* **Brief**:
Write out the full set of records exactly. Any pictures in them do not belong in the copy.

* **Data lines**:
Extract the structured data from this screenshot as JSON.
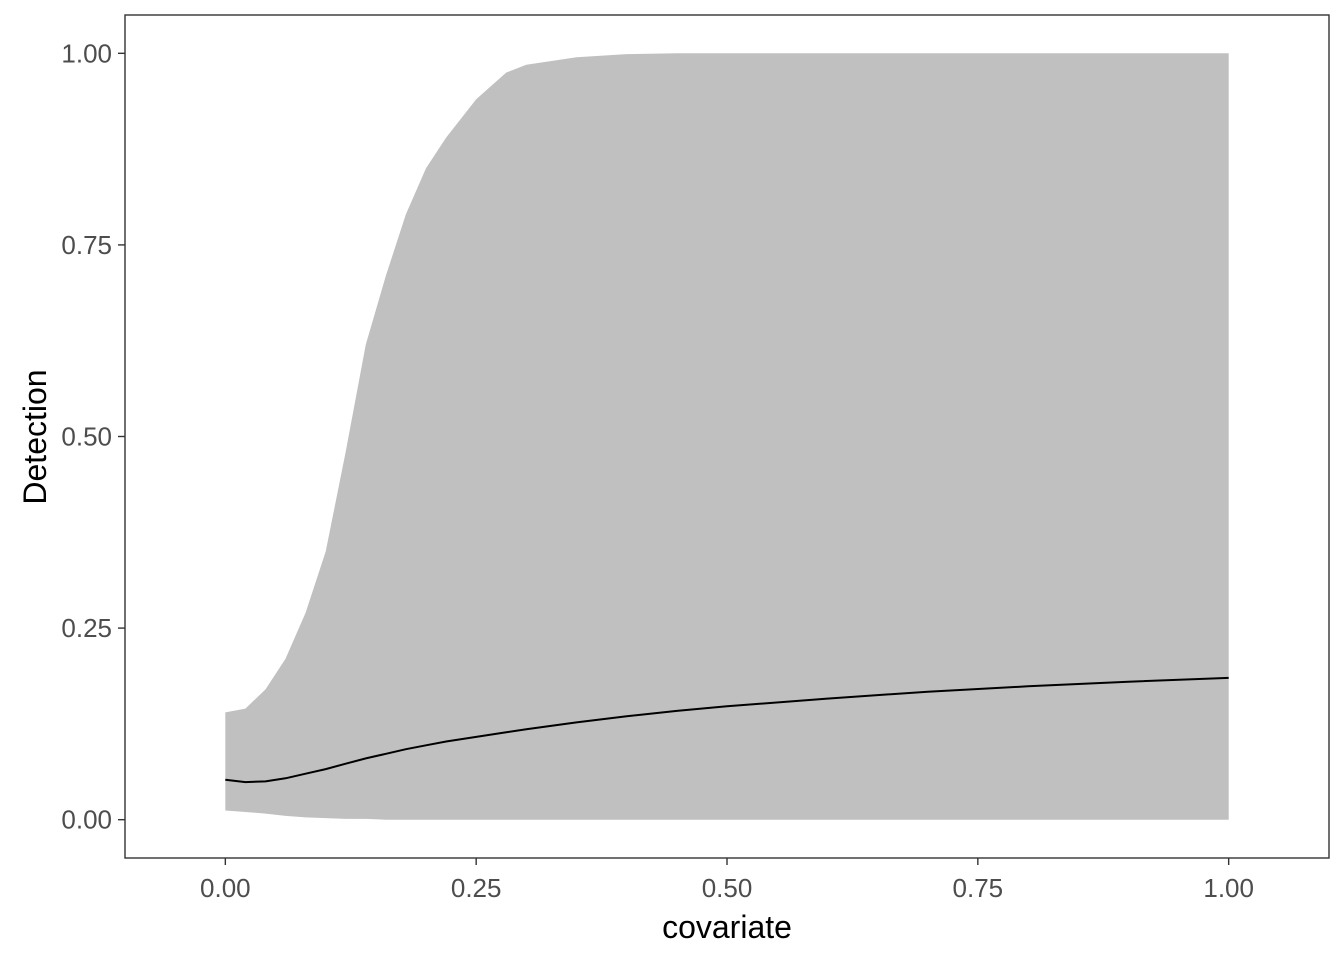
{
  "chart_data": {
    "type": "area",
    "xlabel": "covariate",
    "ylabel": "Detection",
    "xlim": [
      -0.1,
      1.1
    ],
    "ylim": [
      -0.05,
      1.05
    ],
    "x_ticks": [
      "0.00",
      "0.25",
      "0.50",
      "0.75",
      "1.00"
    ],
    "y_ticks": [
      "0.00",
      "0.25",
      "0.50",
      "0.75",
      "1.00"
    ],
    "grid": false,
    "legend": "none",
    "ribbon_color": "#c0c0c0",
    "line_color": "#000000",
    "x": [
      0.0,
      0.02,
      0.04,
      0.06,
      0.08,
      0.1,
      0.12,
      0.14,
      0.16,
      0.18,
      0.2,
      0.22,
      0.25,
      0.28,
      0.3,
      0.35,
      0.4,
      0.45,
      0.5,
      0.6,
      0.7,
      0.8,
      0.9,
      1.0
    ],
    "lower": [
      0.012,
      0.01,
      0.008,
      0.005,
      0.003,
      0.002,
      0.001,
      0.001,
      0.0,
      0.0,
      0.0,
      0.0,
      0.0,
      0.0,
      0.0,
      0.0,
      0.0,
      0.0,
      0.0,
      0.0,
      0.0,
      0.0,
      0.0,
      0.0
    ],
    "upper": [
      0.14,
      0.145,
      0.17,
      0.21,
      0.27,
      0.35,
      0.48,
      0.62,
      0.71,
      0.79,
      0.85,
      0.89,
      0.94,
      0.975,
      0.985,
      0.995,
      0.999,
      1.0,
      1.0,
      1.0,
      1.0,
      1.0,
      1.0,
      1.0
    ],
    "estimate": [
      0.052,
      0.049,
      0.05,
      0.054,
      0.06,
      0.066,
      0.073,
      0.08,
      0.086,
      0.092,
      0.097,
      0.102,
      0.108,
      0.114,
      0.118,
      0.127,
      0.135,
      0.142,
      0.148,
      0.158,
      0.167,
      0.174,
      0.18,
      0.185
    ]
  }
}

* **Reply to the task**:
Extract the structured data from this screenshot as JSON.
{
  "chart_data": {
    "type": "area",
    "xlabel": "covariate",
    "ylabel": "Detection",
    "xlim": [
      -0.1,
      1.1
    ],
    "ylim": [
      -0.05,
      1.05
    ],
    "x_ticks": [
      "0.00",
      "0.25",
      "0.50",
      "0.75",
      "1.00"
    ],
    "y_ticks": [
      "0.00",
      "0.25",
      "0.50",
      "0.75",
      "1.00"
    ],
    "grid": false,
    "legend": "none",
    "ribbon_color": "#c0c0c0",
    "line_color": "#000000",
    "x": [
      0.0,
      0.02,
      0.04,
      0.06,
      0.08,
      0.1,
      0.12,
      0.14,
      0.16,
      0.18,
      0.2,
      0.22,
      0.25,
      0.28,
      0.3,
      0.35,
      0.4,
      0.45,
      0.5,
      0.6,
      0.7,
      0.8,
      0.9,
      1.0
    ],
    "lower": [
      0.012,
      0.01,
      0.008,
      0.005,
      0.003,
      0.002,
      0.001,
      0.001,
      0.0,
      0.0,
      0.0,
      0.0,
      0.0,
      0.0,
      0.0,
      0.0,
      0.0,
      0.0,
      0.0,
      0.0,
      0.0,
      0.0,
      0.0,
      0.0
    ],
    "upper": [
      0.14,
      0.145,
      0.17,
      0.21,
      0.27,
      0.35,
      0.48,
      0.62,
      0.71,
      0.79,
      0.85,
      0.89,
      0.94,
      0.975,
      0.985,
      0.995,
      0.999,
      1.0,
      1.0,
      1.0,
      1.0,
      1.0,
      1.0,
      1.0
    ],
    "estimate": [
      0.052,
      0.049,
      0.05,
      0.054,
      0.06,
      0.066,
      0.073,
      0.08,
      0.086,
      0.092,
      0.097,
      0.102,
      0.108,
      0.114,
      0.118,
      0.127,
      0.135,
      0.142,
      0.148,
      0.158,
      0.167,
      0.174,
      0.18,
      0.185
    ]
  }
}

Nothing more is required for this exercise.